■ The task ■
Exactly reproduce each record listed below.

■ Material provided ■

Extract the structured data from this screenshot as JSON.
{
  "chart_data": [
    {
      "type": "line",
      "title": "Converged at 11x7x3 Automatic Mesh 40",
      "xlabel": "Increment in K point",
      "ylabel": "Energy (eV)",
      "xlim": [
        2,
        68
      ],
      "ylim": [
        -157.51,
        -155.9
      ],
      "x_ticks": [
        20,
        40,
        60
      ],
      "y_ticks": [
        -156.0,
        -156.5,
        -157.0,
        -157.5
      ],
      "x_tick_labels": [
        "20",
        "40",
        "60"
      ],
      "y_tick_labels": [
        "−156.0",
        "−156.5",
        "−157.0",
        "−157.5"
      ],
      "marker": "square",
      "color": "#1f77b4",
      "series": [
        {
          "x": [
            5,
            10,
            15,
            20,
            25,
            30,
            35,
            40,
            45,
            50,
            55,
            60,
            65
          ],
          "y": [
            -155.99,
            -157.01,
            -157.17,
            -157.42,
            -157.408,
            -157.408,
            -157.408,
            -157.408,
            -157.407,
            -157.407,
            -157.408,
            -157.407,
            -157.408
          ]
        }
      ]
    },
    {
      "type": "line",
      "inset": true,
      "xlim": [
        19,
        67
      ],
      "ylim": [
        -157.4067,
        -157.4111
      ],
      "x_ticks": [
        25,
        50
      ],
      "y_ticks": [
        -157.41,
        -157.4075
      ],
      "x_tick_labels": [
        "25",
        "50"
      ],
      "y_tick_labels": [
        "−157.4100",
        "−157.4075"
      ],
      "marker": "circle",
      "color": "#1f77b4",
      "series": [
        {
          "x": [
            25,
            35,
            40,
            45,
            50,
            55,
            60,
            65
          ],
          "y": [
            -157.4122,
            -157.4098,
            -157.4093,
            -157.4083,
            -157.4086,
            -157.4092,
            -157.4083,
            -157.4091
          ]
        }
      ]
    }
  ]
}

■ Answer to this problem ■
Extract the structured data from this screenshot as JSON.
{
  "chart_data": [
    {
      "type": "line",
      "title": "Converged at 11x7x3 Automatic Mesh 40",
      "xlabel": "Increment in K point",
      "ylabel": "Energy (eV)",
      "xlim": [
        2,
        68
      ],
      "ylim": [
        -157.51,
        -155.9
      ],
      "x_ticks": [
        20,
        40,
        60
      ],
      "y_ticks": [
        -156.0,
        -156.5,
        -157.0,
        -157.5
      ],
      "x_tick_labels": [
        "20",
        "40",
        "60"
      ],
      "y_tick_labels": [
        "−156.0",
        "−156.5",
        "−157.0",
        "−157.5"
      ],
      "marker": "square",
      "color": "#1f77b4",
      "series": [
        {
          "x": [
            5,
            10,
            15,
            20,
            25,
            30,
            35,
            40,
            45,
            50,
            55,
            60,
            65
          ],
          "y": [
            -155.99,
            -157.01,
            -157.17,
            -157.42,
            -157.408,
            -157.408,
            -157.408,
            -157.408,
            -157.407,
            -157.407,
            -157.408,
            -157.407,
            -157.408
          ]
        }
      ]
    },
    {
      "type": "line",
      "inset": true,
      "xlim": [
        19,
        67
      ],
      "ylim": [
        -157.4067,
        -157.4111
      ],
      "x_ticks": [
        25,
        50
      ],
      "y_ticks": [
        -157.41,
        -157.4075
      ],
      "x_tick_labels": [
        "25",
        "50"
      ],
      "y_tick_labels": [
        "−157.4100",
        "−157.4075"
      ],
      "marker": "circle",
      "color": "#1f77b4",
      "series": [
        {
          "x": [
            25,
            35,
            40,
            45,
            50,
            55,
            60,
            65
          ],
          "y": [
            -157.4122,
            -157.4098,
            -157.4093,
            -157.4083,
            -157.4086,
            -157.4092,
            -157.4083,
            -157.4091
          ]
        }
      ]
    }
  ]
}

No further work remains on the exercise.